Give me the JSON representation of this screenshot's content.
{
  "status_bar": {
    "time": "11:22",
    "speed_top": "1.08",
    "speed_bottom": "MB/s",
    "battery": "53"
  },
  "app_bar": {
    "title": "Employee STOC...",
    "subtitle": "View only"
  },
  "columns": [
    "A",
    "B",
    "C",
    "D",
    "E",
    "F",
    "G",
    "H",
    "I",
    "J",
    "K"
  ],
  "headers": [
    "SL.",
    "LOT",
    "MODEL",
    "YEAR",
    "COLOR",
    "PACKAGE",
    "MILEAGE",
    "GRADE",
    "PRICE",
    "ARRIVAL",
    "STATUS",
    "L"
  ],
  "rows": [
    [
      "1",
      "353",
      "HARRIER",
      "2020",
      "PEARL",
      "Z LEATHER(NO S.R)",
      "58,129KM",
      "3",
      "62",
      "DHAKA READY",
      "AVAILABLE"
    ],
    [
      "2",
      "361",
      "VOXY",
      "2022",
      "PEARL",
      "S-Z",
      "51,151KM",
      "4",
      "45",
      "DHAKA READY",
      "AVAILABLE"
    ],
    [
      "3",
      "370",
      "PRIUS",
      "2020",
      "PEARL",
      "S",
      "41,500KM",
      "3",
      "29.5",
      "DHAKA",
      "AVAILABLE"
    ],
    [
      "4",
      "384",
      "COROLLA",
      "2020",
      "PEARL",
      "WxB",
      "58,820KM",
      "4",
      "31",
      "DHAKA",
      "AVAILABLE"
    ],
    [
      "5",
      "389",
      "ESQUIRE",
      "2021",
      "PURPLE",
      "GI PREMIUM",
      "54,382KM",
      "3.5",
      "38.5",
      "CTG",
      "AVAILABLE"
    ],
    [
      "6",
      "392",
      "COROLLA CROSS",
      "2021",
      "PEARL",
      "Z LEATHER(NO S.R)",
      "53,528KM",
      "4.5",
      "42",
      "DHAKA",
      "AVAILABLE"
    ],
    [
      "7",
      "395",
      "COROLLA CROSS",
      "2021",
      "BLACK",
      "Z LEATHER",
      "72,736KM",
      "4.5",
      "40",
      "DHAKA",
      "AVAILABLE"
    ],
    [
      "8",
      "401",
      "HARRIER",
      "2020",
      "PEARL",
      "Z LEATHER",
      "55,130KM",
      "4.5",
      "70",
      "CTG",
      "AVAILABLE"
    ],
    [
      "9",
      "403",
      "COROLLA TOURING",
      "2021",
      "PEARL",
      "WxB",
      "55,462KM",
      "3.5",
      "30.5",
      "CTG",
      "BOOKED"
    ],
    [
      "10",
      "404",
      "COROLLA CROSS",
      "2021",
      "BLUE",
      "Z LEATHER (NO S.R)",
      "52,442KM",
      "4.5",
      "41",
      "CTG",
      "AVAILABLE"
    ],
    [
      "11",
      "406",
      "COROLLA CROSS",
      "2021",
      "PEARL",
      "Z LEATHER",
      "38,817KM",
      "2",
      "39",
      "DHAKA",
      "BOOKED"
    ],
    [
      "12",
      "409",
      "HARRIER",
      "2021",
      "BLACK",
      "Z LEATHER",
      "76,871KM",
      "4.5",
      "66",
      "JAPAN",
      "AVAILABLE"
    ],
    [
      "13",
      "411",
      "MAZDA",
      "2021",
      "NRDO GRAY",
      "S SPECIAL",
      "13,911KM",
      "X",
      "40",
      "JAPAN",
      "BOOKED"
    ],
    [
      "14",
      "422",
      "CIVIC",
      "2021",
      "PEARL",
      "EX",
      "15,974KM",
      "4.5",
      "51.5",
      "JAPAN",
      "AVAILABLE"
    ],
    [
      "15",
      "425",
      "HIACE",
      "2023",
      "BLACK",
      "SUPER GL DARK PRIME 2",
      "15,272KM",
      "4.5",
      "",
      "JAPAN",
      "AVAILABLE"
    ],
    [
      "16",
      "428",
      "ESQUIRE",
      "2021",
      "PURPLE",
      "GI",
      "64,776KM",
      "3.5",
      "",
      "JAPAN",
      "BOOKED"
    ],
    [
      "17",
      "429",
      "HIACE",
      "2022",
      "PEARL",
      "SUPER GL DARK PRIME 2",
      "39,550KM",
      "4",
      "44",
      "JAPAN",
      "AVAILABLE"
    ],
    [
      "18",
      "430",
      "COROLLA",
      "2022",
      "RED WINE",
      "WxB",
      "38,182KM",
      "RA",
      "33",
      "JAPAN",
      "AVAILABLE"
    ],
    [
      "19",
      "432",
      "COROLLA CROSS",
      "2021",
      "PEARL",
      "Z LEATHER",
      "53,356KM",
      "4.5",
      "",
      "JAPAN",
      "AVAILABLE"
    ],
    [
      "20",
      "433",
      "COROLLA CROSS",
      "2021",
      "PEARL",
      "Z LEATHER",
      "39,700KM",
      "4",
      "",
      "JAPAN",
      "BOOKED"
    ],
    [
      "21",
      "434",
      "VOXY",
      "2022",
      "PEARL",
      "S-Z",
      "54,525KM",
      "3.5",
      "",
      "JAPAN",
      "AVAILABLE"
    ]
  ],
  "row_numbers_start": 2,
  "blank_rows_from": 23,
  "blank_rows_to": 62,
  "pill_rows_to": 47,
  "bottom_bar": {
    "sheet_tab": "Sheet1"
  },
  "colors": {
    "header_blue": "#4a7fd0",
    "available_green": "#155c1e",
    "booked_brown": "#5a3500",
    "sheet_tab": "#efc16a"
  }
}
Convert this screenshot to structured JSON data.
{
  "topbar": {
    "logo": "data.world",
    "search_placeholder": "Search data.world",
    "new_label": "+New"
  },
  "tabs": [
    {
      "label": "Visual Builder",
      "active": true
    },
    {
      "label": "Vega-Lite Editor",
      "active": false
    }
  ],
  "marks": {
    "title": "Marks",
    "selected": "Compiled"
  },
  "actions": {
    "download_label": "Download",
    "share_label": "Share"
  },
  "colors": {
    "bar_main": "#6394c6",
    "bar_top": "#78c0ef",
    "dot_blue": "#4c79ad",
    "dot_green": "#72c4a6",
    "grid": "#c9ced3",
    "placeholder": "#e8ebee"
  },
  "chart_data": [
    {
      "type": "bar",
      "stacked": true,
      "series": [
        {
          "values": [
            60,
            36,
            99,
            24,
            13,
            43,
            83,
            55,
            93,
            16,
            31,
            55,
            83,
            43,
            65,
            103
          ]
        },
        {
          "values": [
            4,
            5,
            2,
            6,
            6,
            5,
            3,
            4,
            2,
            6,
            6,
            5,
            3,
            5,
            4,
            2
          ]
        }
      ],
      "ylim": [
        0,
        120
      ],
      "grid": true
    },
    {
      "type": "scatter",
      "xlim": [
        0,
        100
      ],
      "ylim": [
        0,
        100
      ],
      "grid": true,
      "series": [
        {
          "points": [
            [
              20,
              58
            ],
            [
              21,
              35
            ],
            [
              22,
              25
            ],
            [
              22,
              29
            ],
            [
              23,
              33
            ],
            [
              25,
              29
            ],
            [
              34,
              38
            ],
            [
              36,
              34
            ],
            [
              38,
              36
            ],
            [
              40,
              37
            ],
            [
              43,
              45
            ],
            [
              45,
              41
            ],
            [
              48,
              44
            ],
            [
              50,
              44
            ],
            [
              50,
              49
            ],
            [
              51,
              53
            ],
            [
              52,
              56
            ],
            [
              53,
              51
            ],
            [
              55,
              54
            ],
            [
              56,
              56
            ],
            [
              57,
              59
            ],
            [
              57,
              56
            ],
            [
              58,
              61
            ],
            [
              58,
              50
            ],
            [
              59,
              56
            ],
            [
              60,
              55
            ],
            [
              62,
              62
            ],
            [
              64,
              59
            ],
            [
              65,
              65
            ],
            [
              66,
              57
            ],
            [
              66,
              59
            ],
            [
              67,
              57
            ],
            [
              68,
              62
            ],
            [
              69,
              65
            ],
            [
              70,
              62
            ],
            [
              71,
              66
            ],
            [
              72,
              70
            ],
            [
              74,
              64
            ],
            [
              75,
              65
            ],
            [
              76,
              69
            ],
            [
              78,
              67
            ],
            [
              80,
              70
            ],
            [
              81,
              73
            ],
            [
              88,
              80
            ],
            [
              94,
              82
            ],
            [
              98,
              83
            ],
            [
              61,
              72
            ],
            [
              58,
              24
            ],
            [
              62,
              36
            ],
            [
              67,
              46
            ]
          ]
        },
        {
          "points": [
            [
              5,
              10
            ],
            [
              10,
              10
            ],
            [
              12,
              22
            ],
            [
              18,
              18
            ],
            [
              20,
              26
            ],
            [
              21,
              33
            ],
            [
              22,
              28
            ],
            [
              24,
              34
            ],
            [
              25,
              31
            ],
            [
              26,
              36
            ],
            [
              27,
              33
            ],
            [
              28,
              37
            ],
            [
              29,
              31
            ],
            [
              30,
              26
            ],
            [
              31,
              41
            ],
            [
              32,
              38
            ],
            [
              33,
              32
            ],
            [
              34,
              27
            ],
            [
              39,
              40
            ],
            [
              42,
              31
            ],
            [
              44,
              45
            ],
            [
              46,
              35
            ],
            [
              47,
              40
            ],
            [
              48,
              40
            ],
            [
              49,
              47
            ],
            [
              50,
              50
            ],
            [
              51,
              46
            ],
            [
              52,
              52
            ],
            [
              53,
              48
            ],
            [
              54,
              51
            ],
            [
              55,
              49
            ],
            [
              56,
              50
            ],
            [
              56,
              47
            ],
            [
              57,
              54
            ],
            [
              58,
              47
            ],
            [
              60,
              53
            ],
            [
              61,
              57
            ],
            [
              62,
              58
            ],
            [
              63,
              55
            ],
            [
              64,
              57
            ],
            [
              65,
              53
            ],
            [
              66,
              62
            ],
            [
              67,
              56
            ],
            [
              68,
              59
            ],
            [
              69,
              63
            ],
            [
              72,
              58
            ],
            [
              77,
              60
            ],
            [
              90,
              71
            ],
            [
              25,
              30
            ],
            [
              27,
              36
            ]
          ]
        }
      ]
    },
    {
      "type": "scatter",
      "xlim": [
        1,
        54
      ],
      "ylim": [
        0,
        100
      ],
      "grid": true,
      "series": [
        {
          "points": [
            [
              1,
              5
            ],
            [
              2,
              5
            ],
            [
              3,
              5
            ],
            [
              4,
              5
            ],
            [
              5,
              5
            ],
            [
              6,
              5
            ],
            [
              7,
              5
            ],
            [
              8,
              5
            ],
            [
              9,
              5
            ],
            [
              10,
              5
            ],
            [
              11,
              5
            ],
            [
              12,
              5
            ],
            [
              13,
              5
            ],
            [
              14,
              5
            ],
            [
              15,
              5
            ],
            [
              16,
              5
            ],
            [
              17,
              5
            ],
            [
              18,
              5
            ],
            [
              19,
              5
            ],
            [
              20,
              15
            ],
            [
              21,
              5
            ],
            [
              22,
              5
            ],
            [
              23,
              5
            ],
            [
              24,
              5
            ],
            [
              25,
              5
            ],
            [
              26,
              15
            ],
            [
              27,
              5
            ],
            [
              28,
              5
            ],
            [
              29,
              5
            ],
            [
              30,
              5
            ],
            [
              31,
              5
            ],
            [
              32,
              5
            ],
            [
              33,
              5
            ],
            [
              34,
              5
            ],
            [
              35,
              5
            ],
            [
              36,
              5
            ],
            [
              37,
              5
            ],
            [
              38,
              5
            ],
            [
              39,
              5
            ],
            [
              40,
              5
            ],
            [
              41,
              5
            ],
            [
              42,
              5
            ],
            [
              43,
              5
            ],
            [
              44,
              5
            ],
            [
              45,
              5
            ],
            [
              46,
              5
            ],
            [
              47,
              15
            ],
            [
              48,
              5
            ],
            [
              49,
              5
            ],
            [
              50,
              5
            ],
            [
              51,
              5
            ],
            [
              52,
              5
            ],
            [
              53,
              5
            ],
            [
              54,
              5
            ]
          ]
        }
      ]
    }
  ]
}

*Exercise objective*
Copy all lines from the material that include "screenshot".

*Reply to the task*
Give me the JSON representation of this screenshot's content.
Convert this screenshot to structured JSON data.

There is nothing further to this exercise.